_AIM:_ Look through the material and copy each line holding "Coffee".

_DATA EXCERPTS:_
Start

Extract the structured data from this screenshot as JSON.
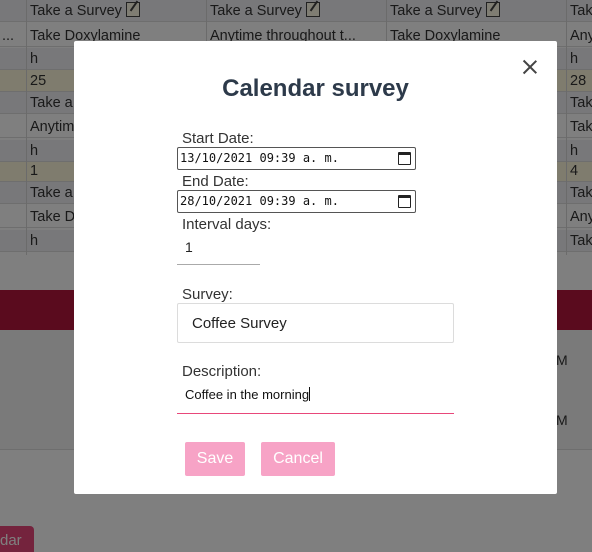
{
  "background": {
    "rows": [
      {
        "cells": [
          "",
          "Take a Survey",
          "Take a Survey",
          "Take a Survey",
          "Tak"
        ],
        "icons": [
          false,
          true,
          true,
          true,
          false
        ],
        "bg": "#f0f0f4"
      },
      {
        "cells": [
          "...",
          "Take Doxylamine",
          "Anytime throughout t...",
          "Take Doxylamine",
          "Any"
        ],
        "icons": [
          false,
          false,
          false,
          false,
          false
        ],
        "bg": "#ffffff"
      },
      {
        "cells": [
          "",
          "h",
          "h",
          "h",
          "h"
        ],
        "icons": [
          false,
          false,
          false,
          false,
          false
        ],
        "bg": "#f0f0f4"
      },
      {
        "cells": [
          "",
          "25",
          "",
          "",
          "28"
        ],
        "icons": [
          false,
          false,
          false,
          false,
          false
        ],
        "bg": "#fff8dc"
      },
      {
        "cells": [
          "",
          "Take a",
          "",
          "",
          "Tak"
        ],
        "icons": [
          false,
          false,
          false,
          false,
          false
        ],
        "bg": "#f0f0f4"
      },
      {
        "cells": [
          "",
          "Anytim",
          "",
          "",
          "Tak"
        ],
        "icons": [
          false,
          false,
          false,
          false,
          false
        ],
        "bg": "#ffffff"
      },
      {
        "cells": [
          "",
          "h",
          "",
          "",
          "h"
        ],
        "icons": [
          false,
          false,
          false,
          false,
          false
        ],
        "bg": "#f0f0f4"
      },
      {
        "cells": [
          "",
          "1",
          "",
          "",
          "4"
        ],
        "icons": [
          false,
          false,
          false,
          false,
          false
        ],
        "bg": "#fff8dc"
      },
      {
        "cells": [
          "",
          "Take a",
          "",
          "",
          "Tak"
        ],
        "icons": [
          false,
          false,
          false,
          false,
          false
        ],
        "bg": "#f0f0f4"
      },
      {
        "cells": [
          "",
          "Take D",
          "",
          "",
          "Any"
        ],
        "icons": [
          false,
          false,
          false,
          false,
          false
        ],
        "bg": "#ffffff"
      },
      {
        "cells": [
          "",
          "h",
          "",
          "",
          "Tak"
        ],
        "icons": [
          false,
          false,
          false,
          false,
          false
        ],
        "bg": "#f0f0f4"
      }
    ],
    "side_text": [
      "M",
      "M"
    ],
    "bottom_button": "dar",
    "band_color": "#b5173c"
  },
  "modal": {
    "title": "Calendar survey",
    "start_label": "Start Date:",
    "start_value": "13/10/2021  09:39  a. m.",
    "end_label": "End Date:",
    "end_value": "28/10/2021  09:39  a. m.",
    "interval_label": "Interval days:",
    "interval_value": "1",
    "survey_label": "Survey:",
    "survey_value": "Coffee Survey",
    "description_label": "Description:",
    "description_value": "Coffee in the morning",
    "save_label": "Save",
    "cancel_label": "Cancel",
    "accent_color": "#e8477a",
    "button_color": "#f7a3c6"
  }
}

End

_EXERCISE ANSWER:_
    "survey_value": "Coffee Survey",
    "description_value": "Coffee in the morning",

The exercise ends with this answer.